Information given
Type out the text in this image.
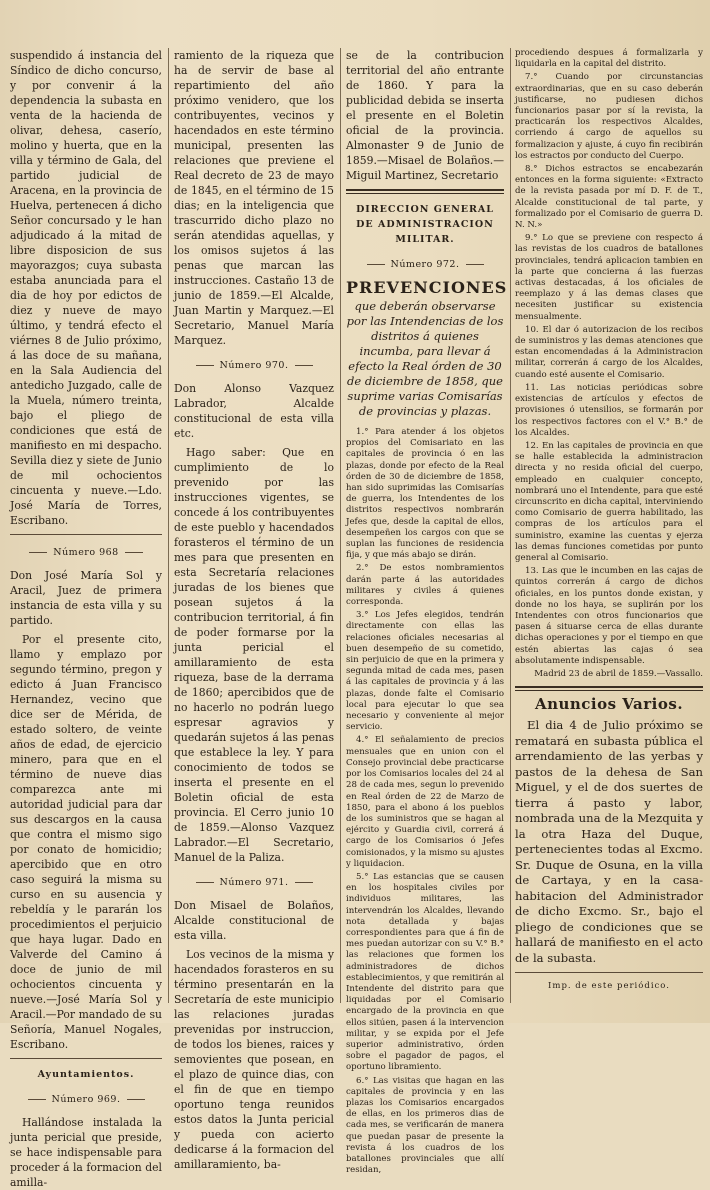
suspendido á instancia del Síndico de dicho concurso, y por convenir á la dependencia la subasta en venta de la hacienda de olivar, dehesa, caserío, molino y huerta, que en la villa y término de Gala, del partido judicial de Aracena, en la provincia de Huelva, pertenecen á dicho Señor concursado y le han adjudicado á la mitad de libre disposicion de sus mayorazgos; cuya subasta estaba anunciada para el dia de hoy por edictos de diez y nueve de mayo último, y tendrá efecto el viérnes 8 de Julio próximo, á las doce de su mañana, en la Sala Audiencia del antedicho Juzgado, calle de la Muela, número treinta, bajo el pliego de condiciones que está de manifiesto en mi despacho. Sevilla diez y siete de Junio de mil ochocientos cincuenta y nueve.—Ldo. José María de Torres, Escribano.

Número 968

Don José María Sol y Aracil, Juez de primera instancia de esta villa y su partido.

Por el presente cito, llamo y emplazo por segundo término, pregon y edicto á Juan Francisco Hernandez, vecino que dice ser de Mérida, de estado soltero, de veinte años de edad, de ejercicio minero, para que en el término de nueve dias comparezca ante mi autoridad judicial para dar sus descargos en la causa que contra el mismo sigo por conato de homicidio; apercibido que en otro caso seguirá la misma su curso en su ausencia y rebeldía y le pararán los procedimientos el perjuicio que haya lugar. Dado en Valverde del Camino á doce de junio de mil ochocientos cincuenta y nueve.—José María Sol y Aracil.—Por mandado de su Señoría, Manuel Nogales, Escribano.

Ayuntamientos.
Número 969.

Hallándose instalada la junta pericial que preside, se hace indispensable para proceder á la formacion del amilla-

ramiento de la riqueza que ha de servir de base al repartimiento del año próximo venidero, que los contribuyentes, vecinos y hacendados en este término municipal, presenten las relaciones que previene el Real decreto de 23 de mayo de 1845, en el término de 15 dias; en la inteligencia que trascurrido dicho plazo no serán atendidas aquellas, y los omisos sujetos á las penas que marcan las instrucciones. Castaño 13 de junio de 1859.—El Alcalde, Juan Martin y Marquez.—El Secretario, Manuel María Marquez.

Número 970.

Don Alonso Vazquez Labrador, Alcalde constitucional de esta villa etc.

Hago saber: Que en cumplimiento de lo prevenido por las instrucciones vigentes, se concede á los contribuyentes de este pueblo y hacendados forasteros el término de un mes para que presenten en esta Secretaría relaciones juradas de los bienes que posean sujetos á la contribucion territorial, á fin de poder formarse por la junta pericial el amillaramiento de esta riqueza, base de la derrama de 1860; apercibidos que de no hacerlo no podrán luego espresar agravios y quedarán sujetos á las penas que establece la ley. Y para conocimiento de todos se inserta el presente en el Boletin oficial de esta provincia. El Cerro junio 10 de 1859.—Alonso Vazquez Labrador.—El Secretario, Manuel de la Paliza.

Número 971.

Don Misael de Bolaños, Alcalde constitucional de esta villa.

Los vecinos de la misma y hacendados forasteros en su término presentarán en la Secretaría de este municipio las relaciones juradas prevenidas por instruccion, de todos los bienes, raices y semovientes que posean, en el plazo de quince dias, con el fin de que en tiempo oportuno tenga reunidos estos datos la Junta pericial y pueda con acierto dedicarse á la formacion del amillaramiento, ba-

se de la contribucion territorial del año entrante de 1860. Y para la publicidad debida se inserta el presente en el Boletin oficial de la provincia. Almonaster 9 de Junio de 1859.—Misael de Bolaños.—Miguil Martinez, Secretario

DIRECCION GENERAL DE ADMINISTRACION MILITAR.
Número 972.
PREVENCIONES
que deberán observarse por las Intendencias de los distritos á quienes incumba, para llevar á efecto la Real órden de 30 de diciembre de 1858, que suprime varias Comisarías de provincias y plazas.

1.° Para atender á los objetos propios del Comisariato en las capitales de provincia ó en las plazas, donde por efecto de la Real órden de 30 de diciembre de 1858, han sido suprimidas las Comisarías de guerra, los Intendentes de los distritos respectivos nombrarán Jefes que, desde la capital de ellos, desempeñen los cargos con que se suplan las funciones de residencia fija, y que más abajo se dirán.

2.° De estos nombramientos darán parte á las autoridades militares y civiles á quienes corresponda.

3.° Los Jefes elegidos, tendrán directamente con ellas las relaciones oficiales necesarias al buen desempeño de su cometido, sin perjuicio de que en la primera y segunda mitad de cada mes, pasen á las capitales de provincia y á las plazas, donde falte el Comisario local para ejecutar lo que sea necesario y conveniente al mejor servicio.

4.° El señalamiento de precios mensuales que en union con el Consejo provincial debe practicarse por los Comisarios locales del 24 al 28 de cada mes, segun lo prevenido en Real órden de 22 de Marzo de 1850, para el abono á los pueblos de los suministros que se hagan al ejército y Guardia civil, correrá á cargo de los Comisarios ó Jefes comisionados, y la mismo su ajustes y liquidacion.

5.° Las estancias que se causen en los hospitales civiles por individuos militares, las intervendrán los Alcaldes, llevando nota detallada y bajas correspondientes para que á fin de mes puedan autorizar con su V.° B.° las relaciones que formen los administradores de dichos establecimientos, y que remitirán al Intendente del distrito para que liquidadas por el Comisario encargado de la provincia en que ellos sitúen, pasen á la intervencion militar, y se expida por el Jefe superior administrativo, órden sobre el pagador de pagos, el oportuno libramiento.

6.° Las visitas que hagan en las capitales de provincia y en las plazas los Comisarios encargados de ellas, en los primeros dias de cada mes, se verificarán de manera que puedan pasar de presente la revista á los cuadros de los batallones provinciales que allí residan,

procediendo despues á formalizarla y liquidarla en la capital del distrito.

7.° Cuando por circunstancias extraordinarias, que en su caso deberán justificarse, no pudiesen dichos funcionarios pasar por sí la revista, la practicarán los respectivos Alcaldes, corriendo á cargo de aquellos su formalizacion y ajuste, á cuyo fin recibirán los estractos por conducto del Cuerpo.

8.° Dichos estractos se encabezarán entonces en la forma siguiente: «Extracto de la revista pasada por mí D. F. de T., Alcalde constitucional de tal parte, y formalizado por el Comisario de guerra D. N. N.»

9.° Lo que se previene con respecto á las revistas de los cuadros de batallones provinciales, tendrá aplicacion tambien en la parte que concierna á las fuerzas activas destacadas, á los oficiales de reemplazo y á las demas clases que necesiten justificar su existencia mensualmente.

10. El dar ó autorizacion de los recibos de suministros y las demas atenciones que estan encomendadas á la Administracion militar, correrán á cargo de los Alcaldes, cuando esté ausente el Comisario.

11. Las noticias periódicas sobre existencias de artículos y efectos de provisiones ó utensilios, se formarán por los respectivos factores con el V.° B.° de los Alcaldes.

12. En las capitales de provincia en que se halle establecida la administracion directa y no resida oficial del cuerpo, empleado en cualquier concepto, nombrará uno el Intendente, para que esté circunscrito en dicha capital, interviniendo como Comisario de guerra habilitado, las compras de los artículos para el suministro, examine las cuentas y ejerza las demas funciones cometidas por punto general al Comisario.

13. Las que le incumben en las cajas de quintos correrán á cargo de dichos oficiales, en los puntos donde existan, y donde no los haya, se suplirán por los Intendentes con otros funcionarios que pasen á situarse cerca de ellas durante dichas operaciones y por el tiempo en que estén abiertas las cajas ó sea absolutamente indispensable.

Madrid 23 de abril de 1859.—Vassallo.

Anuncios Varios.

El dia 4 de Julio próximo se rematará en subasta pública el arrendamiento de las yerbas y pastos de la dehesa de San Miguel, y el de dos suertes de tierra á pasto y labor, nombrada una de la Mezquita y la otra Haza del Duque, pertenecientes todas al Excmo. Sr. Duque de Osuna, en la villa de Cartaya, y en la casa-habitacion del Administrador de dicho Excmo. Sr., bajo el pliego de condiciones que se hallará de manifiesto en el acto de la subasta.

Imp. de este periódico.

What the task requires
Images in the data above are to be skipped. Retype all other material exactly.

Result of this exercise
Type out the text in this image.
suspendido á instancia del Síndico de dicho concurso, y por convenir á la dependencia la subasta en venta de la hacienda de olivar, dehesa, caserío, molino y huerta, que en la villa y término de Gala, del partido judicial de Aracena, en la provincia de Huelva, pertenecen á dicho Señor concursado y le han adjudicado á la mitad de libre disposicion de sus mayorazgos; cuya subasta estaba anunciada para el dia de hoy por edictos de diez y nueve de mayo último, y tendrá efecto el viérnes 8 de Julio próximo, á las doce de su mañana, en la Sala Audiencia del antedicho Juzgado, calle de la Muela, número treinta, bajo el pliego de condiciones que está de manifiesto en mi despacho. Sevilla diez y siete de Junio de mil ochocientos cincuenta y nueve.—Ldo. José María de Torres, Escribano.

Número 968

Don José María Sol y Aracil, Juez de primera instancia de esta villa y su partido.

Por el presente cito, llamo y emplazo por segundo término, pregon y edicto á Juan Francisco Hernandez, vecino que dice ser de Mérida, de estado soltero, de veinte años de edad, de ejercicio minero, para que en el término de nueve dias comparezca ante mi autoridad judicial para dar sus descargos en la causa que contra el mismo sigo por conato de homicidio; apercibido que en otro caso seguirá la misma su curso en su ausencia y rebeldía y le pararán los procedimientos el perjuicio que haya lugar. Dado en Valverde del Camino á doce de junio de mil ochocientos cincuenta y nueve.—José María Sol y Aracil.—Por mandado de su Señoría, Manuel Nogales, Escribano.

Ayuntamientos.
Número 969.

Hallándose instalada la junta pericial que preside, se hace indispensable para proceder á la formacion del amilla-

ramiento de la riqueza que ha de servir de base al repartimiento del año próximo venidero, que los contribuyentes, vecinos y hacendados en este término municipal, presenten las relaciones que previene el Real decreto de 23 de mayo de 1845, en el término de 15 dias; en la inteligencia que trascurrido dicho plazo no serán atendidas aquellas, y los omisos sujetos á las penas que marcan las instrucciones. Castaño 13 de junio de 1859.—El Alcalde, Juan Martin y Marquez.—El Secretario, Manuel María Marquez.

Número 970.

Don Alonso Vazquez Labrador, Alcalde constitucional de esta villa etc.

Hago saber: Que en cumplimiento de lo prevenido por las instrucciones vigentes, se concede á los contribuyentes de este pueblo y hacendados forasteros el término de un mes para que presenten en esta Secretaría relaciones juradas de los bienes que posean sujetos á la contribucion territorial, á fin de poder formarse por la junta pericial el amillaramiento de esta riqueza, base de la derrama de 1860; apercibidos que de no hacerlo no podrán luego espresar agravios y quedarán sujetos á las penas que establece la ley. Y para conocimiento de todos se inserta el presente en el Boletin oficial de esta provincia. El Cerro junio 10 de 1859.—Alonso Vazquez Labrador.—El Secretario, Manuel de la Paliza.

Número 971.

Don Misael de Bolaños, Alcalde constitucional de esta villa.

Los vecinos de la misma y hacendados forasteros en su término presentarán en la Secretaría de este municipio las relaciones juradas prevenidas por instruccion, de todos los bienes, raices y semovientes que posean, en el plazo de quince dias, con el fin de que en tiempo oportuno tenga reunidos estos datos la Junta pericial y pueda con acierto dedicarse á la formacion del amillaramiento, ba-

se de la contribucion territorial del año entrante de 1860. Y para la publicidad debida se inserta el presente en el Boletin oficial de la provincia. Almonaster 9 de Junio de 1859.—Misael de Bolaños.—Miguil Martinez, Secretario

DIRECCION GENERAL DE ADMINISTRACION MILITAR.
Número 972.
PREVENCIONES
que deberán observarse por las Intendencias de los distritos á quienes incumba, para llevar á efecto la Real órden de 30 de diciembre de 1858, que suprime varias Comisarías de provincias y plazas.

1.° Para atender á los objetos propios del Comisariato en las capitales de provincia ó en las plazas, donde por efecto de la Real órden de 30 de diciembre de 1858, han sido suprimidas las Comisarías de guerra, los Intendentes de los distritos respectivos nombrarán Jefes que, desde la capital de ellos, desempeñen los cargos con que se suplan las funciones de residencia fija, y que más abajo se dirán.

2.° De estos nombramientos darán parte á las autoridades militares y civiles á quienes corresponda.

3.° Los Jefes elegidos, tendrán directamente con ellas las relaciones oficiales necesarias al buen desempeño de su cometido, sin perjuicio de que en la primera y segunda mitad de cada mes, pasen á las capitales de provincia y á las plazas, donde falte el Comisario local para ejecutar lo que sea necesario y conveniente al mejor servicio.

4.° El señalamiento de precios mensuales que en union con el Consejo provincial debe practicarse por los Comisarios locales del 24 al 28 de cada mes, segun lo prevenido en Real órden de 22 de Marzo de 1850, para el abono á los pueblos de los suministros que se hagan al ejército y Guardia civil, correrá á cargo de los Comisarios ó Jefes comisionados, y la mismo su ajustes y liquidacion.

5.° Las estancias que se causen en los hospitales civiles por individuos militares, las intervendrán los Alcaldes, llevando nota detallada y bajas correspondientes para que á fin de mes puedan autorizar con su V.° B.° las relaciones que formen los administradores de dichos establecimientos, y que remitirán al Intendente del distrito para que liquidadas por el Comisario encargado de la provincia en que ellos sitúen, pasen á la intervencion militar, y se expida por el Jefe superior administrativo, órden sobre el pagador de pagos, el oportuno libramiento.

6.° Las visitas que hagan en las capitales de provincia y en las plazas los Comisarios encargados de ellas, en los primeros dias de cada mes, se verificarán de manera que puedan pasar de presente la revista á los cuadros de los batallones provinciales que allí residan,

procediendo despues á formalizarla y liquidarla en la capital del distrito.

7.° Cuando por circunstancias extraordinarias, que en su caso deberán justificarse, no pudiesen dichos funcionarios pasar por sí la revista, la practicarán los respectivos Alcaldes, corriendo á cargo de aquellos su formalizacion y ajuste, á cuyo fin recibirán los estractos por conducto del Cuerpo.

8.° Dichos estractos se encabezarán entonces en la forma siguiente: «Extracto de la revista pasada por mí D. F. de T., Alcalde constitucional de tal parte, y formalizado por el Comisario de guerra D. N. N.»

9.° Lo que se previene con respecto á las revistas de los cuadros de batallones provinciales, tendrá aplicacion tambien en la parte que concierna á las fuerzas activas destacadas, á los oficiales de reemplazo y á las demas clases que necesiten justificar su existencia mensualmente.

10. El dar ó autorizacion de los recibos de suministros y las demas atenciones que estan encomendadas á la Administracion militar, correrán á cargo de los Alcaldes, cuando esté ausente el Comisario.

11. Las noticias periódicas sobre existencias de artículos y efectos de provisiones ó utensilios, se formarán por los respectivos factores con el V.° B.° de los Alcaldes.

12. En las capitales de provincia en que se halle establecida la administracion directa y no resida oficial del cuerpo, empleado en cualquier concepto, nombrará uno el Intendente, para que esté circunscrito en dicha capital, interviniendo como Comisario de guerra habilitado, las compras de los artículos para el suministro, examine las cuentas y ejerza las demas funciones cometidas por punto general al Comisario.

13. Las que le incumben en las cajas de quintos correrán á cargo de dichos oficiales, en los puntos donde existan, y donde no los haya, se suplirán por los Intendentes con otros funcionarios que pasen á situarse cerca de ellas durante dichas operaciones y por el tiempo en que estén abiertas las cajas ó sea absolutamente indispensable.

Madrid 23 de abril de 1859.—Vassallo.

Anuncios Varios.

El dia 4 de Julio próximo se rematará en subasta pública el arrendamiento de las yerbas y pastos de la dehesa de San Miguel, y el de dos suertes de tierra á pasto y labor, nombrada una de la Mezquita y la otra Haza del Duque, pertenecientes todas al Excmo. Sr. Duque de Osuna, en la villa de Cartaya, y en la casa-habitacion del Administrador de dicho Excmo. Sr., bajo el pliego de condiciones que se hallará de manifiesto en el acto de la subasta.

Imp. de este periódico.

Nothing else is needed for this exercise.